━━━━━ SUPPLIED DATA
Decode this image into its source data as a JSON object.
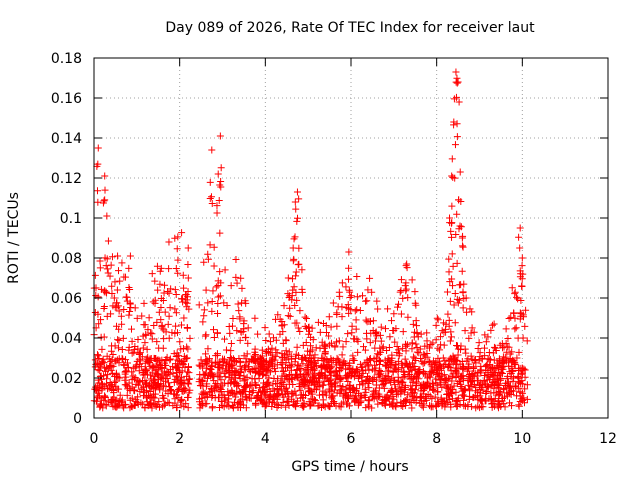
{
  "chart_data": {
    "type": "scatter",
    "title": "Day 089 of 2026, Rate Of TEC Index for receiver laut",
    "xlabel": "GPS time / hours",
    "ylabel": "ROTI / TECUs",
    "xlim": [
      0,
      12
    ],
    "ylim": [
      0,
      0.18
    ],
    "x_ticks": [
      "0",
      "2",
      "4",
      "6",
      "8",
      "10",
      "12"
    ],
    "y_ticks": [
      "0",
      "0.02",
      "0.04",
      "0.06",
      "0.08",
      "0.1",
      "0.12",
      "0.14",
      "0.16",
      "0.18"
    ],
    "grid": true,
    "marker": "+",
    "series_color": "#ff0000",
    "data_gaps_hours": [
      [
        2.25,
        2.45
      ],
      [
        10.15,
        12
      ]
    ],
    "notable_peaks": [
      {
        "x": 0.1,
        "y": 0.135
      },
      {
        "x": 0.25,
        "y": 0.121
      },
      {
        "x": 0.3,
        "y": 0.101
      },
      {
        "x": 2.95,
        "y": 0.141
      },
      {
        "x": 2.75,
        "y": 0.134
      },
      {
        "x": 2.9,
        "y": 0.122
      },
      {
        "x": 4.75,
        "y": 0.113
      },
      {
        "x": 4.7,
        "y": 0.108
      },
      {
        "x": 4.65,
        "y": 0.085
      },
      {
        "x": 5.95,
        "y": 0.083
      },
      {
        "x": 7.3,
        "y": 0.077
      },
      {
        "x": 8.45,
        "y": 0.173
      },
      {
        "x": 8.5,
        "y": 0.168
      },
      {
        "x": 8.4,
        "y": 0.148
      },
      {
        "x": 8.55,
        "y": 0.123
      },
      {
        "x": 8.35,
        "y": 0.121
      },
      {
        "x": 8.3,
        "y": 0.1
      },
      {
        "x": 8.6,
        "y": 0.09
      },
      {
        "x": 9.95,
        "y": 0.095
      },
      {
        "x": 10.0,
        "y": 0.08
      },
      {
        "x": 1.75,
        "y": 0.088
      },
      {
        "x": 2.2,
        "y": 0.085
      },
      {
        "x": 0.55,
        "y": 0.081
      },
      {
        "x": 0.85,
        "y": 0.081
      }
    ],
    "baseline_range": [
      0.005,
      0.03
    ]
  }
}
━━━━━━━━━━
━━━━━ SUPPLIED DATA
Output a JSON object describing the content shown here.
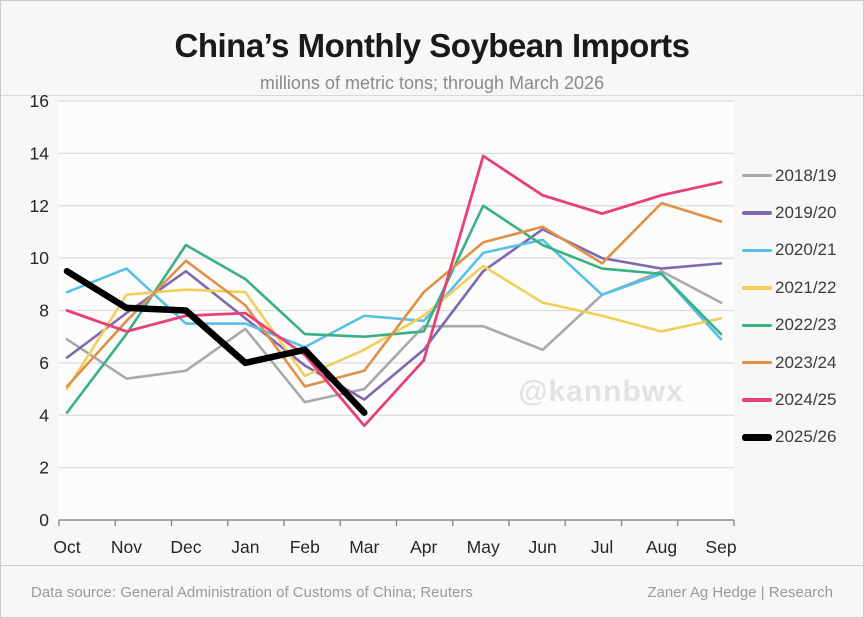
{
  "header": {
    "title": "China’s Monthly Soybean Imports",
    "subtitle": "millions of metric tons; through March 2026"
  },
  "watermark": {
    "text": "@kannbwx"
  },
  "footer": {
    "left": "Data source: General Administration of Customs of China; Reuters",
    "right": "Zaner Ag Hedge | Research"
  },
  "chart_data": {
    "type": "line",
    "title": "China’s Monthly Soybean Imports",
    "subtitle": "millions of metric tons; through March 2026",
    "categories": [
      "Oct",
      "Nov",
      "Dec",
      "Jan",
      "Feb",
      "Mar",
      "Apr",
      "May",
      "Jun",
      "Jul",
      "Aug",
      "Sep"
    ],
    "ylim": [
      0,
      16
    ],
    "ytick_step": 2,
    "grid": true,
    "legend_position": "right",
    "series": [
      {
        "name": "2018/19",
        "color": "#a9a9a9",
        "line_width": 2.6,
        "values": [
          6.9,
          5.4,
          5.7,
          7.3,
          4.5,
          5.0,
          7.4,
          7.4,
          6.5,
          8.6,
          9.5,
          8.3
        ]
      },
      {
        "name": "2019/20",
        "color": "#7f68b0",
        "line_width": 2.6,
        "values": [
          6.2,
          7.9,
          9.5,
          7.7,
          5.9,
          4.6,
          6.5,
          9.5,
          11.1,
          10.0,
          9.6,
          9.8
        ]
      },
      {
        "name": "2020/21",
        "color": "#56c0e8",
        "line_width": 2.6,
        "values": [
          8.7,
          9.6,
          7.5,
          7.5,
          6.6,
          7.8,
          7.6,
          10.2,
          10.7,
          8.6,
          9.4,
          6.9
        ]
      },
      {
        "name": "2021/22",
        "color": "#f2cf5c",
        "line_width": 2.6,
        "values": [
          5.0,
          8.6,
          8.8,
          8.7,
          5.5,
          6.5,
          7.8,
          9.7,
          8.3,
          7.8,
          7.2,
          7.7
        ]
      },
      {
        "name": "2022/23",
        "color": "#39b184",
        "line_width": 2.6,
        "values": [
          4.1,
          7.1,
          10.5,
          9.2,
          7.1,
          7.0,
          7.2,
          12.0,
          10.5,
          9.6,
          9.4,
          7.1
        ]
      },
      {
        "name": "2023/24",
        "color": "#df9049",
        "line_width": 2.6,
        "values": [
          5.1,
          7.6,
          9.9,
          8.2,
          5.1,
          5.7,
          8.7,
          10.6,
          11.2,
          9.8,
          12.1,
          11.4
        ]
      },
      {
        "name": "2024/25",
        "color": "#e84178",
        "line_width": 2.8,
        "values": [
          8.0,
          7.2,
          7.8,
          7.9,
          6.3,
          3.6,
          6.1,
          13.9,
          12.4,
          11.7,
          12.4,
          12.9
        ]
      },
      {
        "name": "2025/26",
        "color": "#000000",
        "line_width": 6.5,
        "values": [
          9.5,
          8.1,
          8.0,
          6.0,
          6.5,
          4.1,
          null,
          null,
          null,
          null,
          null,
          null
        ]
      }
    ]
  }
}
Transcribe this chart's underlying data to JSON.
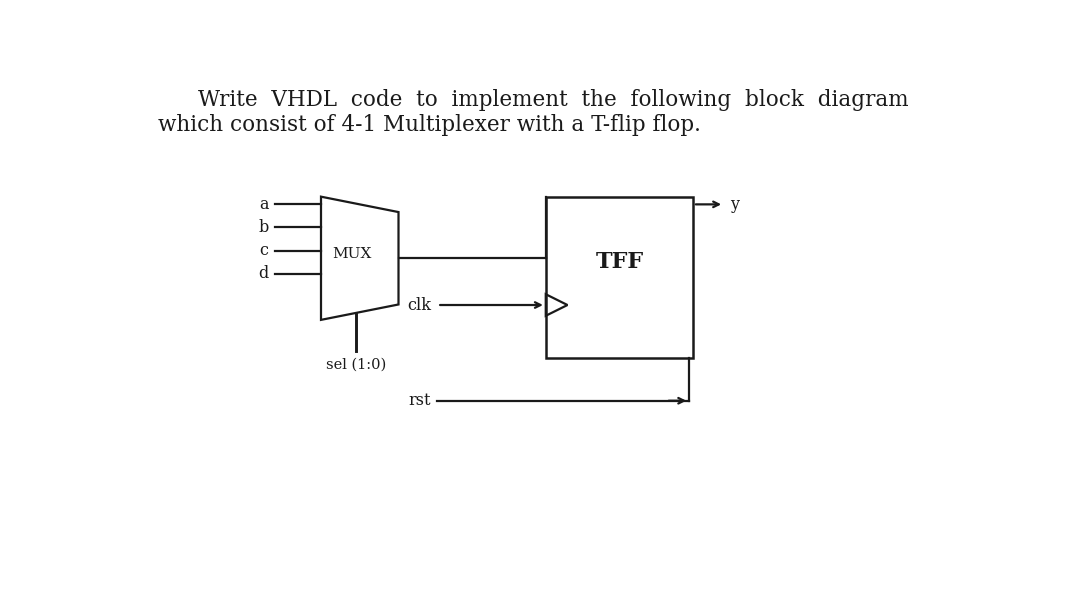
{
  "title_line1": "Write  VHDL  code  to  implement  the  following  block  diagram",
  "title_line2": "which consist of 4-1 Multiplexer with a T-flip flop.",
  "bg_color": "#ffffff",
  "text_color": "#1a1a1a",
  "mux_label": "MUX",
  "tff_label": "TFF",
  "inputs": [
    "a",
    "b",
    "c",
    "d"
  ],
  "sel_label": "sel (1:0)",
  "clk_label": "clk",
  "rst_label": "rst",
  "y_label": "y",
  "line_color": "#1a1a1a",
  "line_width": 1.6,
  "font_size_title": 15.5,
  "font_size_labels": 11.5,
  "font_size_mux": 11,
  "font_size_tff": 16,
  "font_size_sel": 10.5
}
━━━━━━━━━━
▶ [OBJECTIVE]: Select, from the listing, all lines that include the word "tons".

▶ [PROBLEM SOLUTION]:
    "subtitle": "millions of metric tons; through March 2026"
    "subtitle": "millions of metric tons; through March 2026",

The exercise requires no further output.